▶ **AIM OF THE EXERCISE**
Please write out the complete listing that follows, exactly as it reads.

## Begin GIVEN DATA

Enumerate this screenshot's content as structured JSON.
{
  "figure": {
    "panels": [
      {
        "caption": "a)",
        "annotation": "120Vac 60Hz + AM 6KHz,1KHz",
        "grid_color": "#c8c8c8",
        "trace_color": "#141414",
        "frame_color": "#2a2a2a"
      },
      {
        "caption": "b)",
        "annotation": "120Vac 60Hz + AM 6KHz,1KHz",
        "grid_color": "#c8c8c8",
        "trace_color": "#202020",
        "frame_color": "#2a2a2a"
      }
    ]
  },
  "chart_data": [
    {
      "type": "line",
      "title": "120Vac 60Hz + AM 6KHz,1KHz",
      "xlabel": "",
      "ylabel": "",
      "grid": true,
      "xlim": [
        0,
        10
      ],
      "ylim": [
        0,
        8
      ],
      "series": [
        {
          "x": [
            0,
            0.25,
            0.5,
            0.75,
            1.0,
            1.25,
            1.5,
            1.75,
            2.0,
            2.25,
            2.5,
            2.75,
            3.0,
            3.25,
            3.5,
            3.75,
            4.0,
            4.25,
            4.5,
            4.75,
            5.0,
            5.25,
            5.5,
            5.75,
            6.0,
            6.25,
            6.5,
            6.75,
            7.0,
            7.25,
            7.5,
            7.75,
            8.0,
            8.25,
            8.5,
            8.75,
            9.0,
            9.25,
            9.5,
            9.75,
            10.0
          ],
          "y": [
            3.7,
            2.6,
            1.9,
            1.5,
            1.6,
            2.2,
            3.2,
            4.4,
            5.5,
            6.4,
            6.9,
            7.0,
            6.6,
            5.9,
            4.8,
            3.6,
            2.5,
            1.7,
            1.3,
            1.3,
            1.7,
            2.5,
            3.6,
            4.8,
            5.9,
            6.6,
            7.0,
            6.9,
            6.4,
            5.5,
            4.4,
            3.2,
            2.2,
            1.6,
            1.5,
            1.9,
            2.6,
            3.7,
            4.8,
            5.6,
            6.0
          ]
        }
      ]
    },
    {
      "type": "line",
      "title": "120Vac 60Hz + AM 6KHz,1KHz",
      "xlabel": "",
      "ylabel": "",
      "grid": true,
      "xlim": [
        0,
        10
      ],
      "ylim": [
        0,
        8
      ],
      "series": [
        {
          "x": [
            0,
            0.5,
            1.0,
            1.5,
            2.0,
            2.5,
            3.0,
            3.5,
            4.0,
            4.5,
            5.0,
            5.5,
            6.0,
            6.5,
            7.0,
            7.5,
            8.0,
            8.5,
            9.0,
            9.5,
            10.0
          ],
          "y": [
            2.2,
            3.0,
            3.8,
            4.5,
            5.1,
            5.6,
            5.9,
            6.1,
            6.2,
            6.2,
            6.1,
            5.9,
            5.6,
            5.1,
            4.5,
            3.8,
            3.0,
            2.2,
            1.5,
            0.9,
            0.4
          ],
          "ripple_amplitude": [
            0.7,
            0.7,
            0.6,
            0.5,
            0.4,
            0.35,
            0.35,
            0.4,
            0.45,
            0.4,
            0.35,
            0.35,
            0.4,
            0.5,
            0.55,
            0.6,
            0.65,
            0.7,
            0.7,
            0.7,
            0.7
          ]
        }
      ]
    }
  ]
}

## End GIVEN DATA

▶ **EXERCISE RESULT**
Enumerate this screenshot's content as structured JSON.
{
  "figure": {
    "panels": [
      {
        "caption": "a)",
        "annotation": "120Vac 60Hz + AM 6KHz,1KHz",
        "grid_color": "#c8c8c8",
        "trace_color": "#141414",
        "frame_color": "#2a2a2a"
      },
      {
        "caption": "b)",
        "annotation": "120Vac 60Hz + AM 6KHz,1KHz",
        "grid_color": "#c8c8c8",
        "trace_color": "#202020",
        "frame_color": "#2a2a2a"
      }
    ]
  },
  "chart_data": [
    {
      "type": "line",
      "title": "120Vac 60Hz + AM 6KHz,1KHz",
      "xlabel": "",
      "ylabel": "",
      "grid": true,
      "xlim": [
        0,
        10
      ],
      "ylim": [
        0,
        8
      ],
      "series": [
        {
          "x": [
            0,
            0.25,
            0.5,
            0.75,
            1.0,
            1.25,
            1.5,
            1.75,
            2.0,
            2.25,
            2.5,
            2.75,
            3.0,
            3.25,
            3.5,
            3.75,
            4.0,
            4.25,
            4.5,
            4.75,
            5.0,
            5.25,
            5.5,
            5.75,
            6.0,
            6.25,
            6.5,
            6.75,
            7.0,
            7.25,
            7.5,
            7.75,
            8.0,
            8.25,
            8.5,
            8.75,
            9.0,
            9.25,
            9.5,
            9.75,
            10.0
          ],
          "y": [
            3.7,
            2.6,
            1.9,
            1.5,
            1.6,
            2.2,
            3.2,
            4.4,
            5.5,
            6.4,
            6.9,
            7.0,
            6.6,
            5.9,
            4.8,
            3.6,
            2.5,
            1.7,
            1.3,
            1.3,
            1.7,
            2.5,
            3.6,
            4.8,
            5.9,
            6.6,
            7.0,
            6.9,
            6.4,
            5.5,
            4.4,
            3.2,
            2.2,
            1.6,
            1.5,
            1.9,
            2.6,
            3.7,
            4.8,
            5.6,
            6.0
          ]
        }
      ]
    },
    {
      "type": "line",
      "title": "120Vac 60Hz + AM 6KHz,1KHz",
      "xlabel": "",
      "ylabel": "",
      "grid": true,
      "xlim": [
        0,
        10
      ],
      "ylim": [
        0,
        8
      ],
      "series": [
        {
          "x": [
            0,
            0.5,
            1.0,
            1.5,
            2.0,
            2.5,
            3.0,
            3.5,
            4.0,
            4.5,
            5.0,
            5.5,
            6.0,
            6.5,
            7.0,
            7.5,
            8.0,
            8.5,
            9.0,
            9.5,
            10.0
          ],
          "y": [
            2.2,
            3.0,
            3.8,
            4.5,
            5.1,
            5.6,
            5.9,
            6.1,
            6.2,
            6.2,
            6.1,
            5.9,
            5.6,
            5.1,
            4.5,
            3.8,
            3.0,
            2.2,
            1.5,
            0.9,
            0.4
          ],
          "ripple_amplitude": [
            0.7,
            0.7,
            0.6,
            0.5,
            0.4,
            0.35,
            0.35,
            0.4,
            0.45,
            0.4,
            0.35,
            0.35,
            0.4,
            0.5,
            0.55,
            0.6,
            0.65,
            0.7,
            0.7,
            0.7,
            0.7
          ]
        }
      ]
    }
  ]
}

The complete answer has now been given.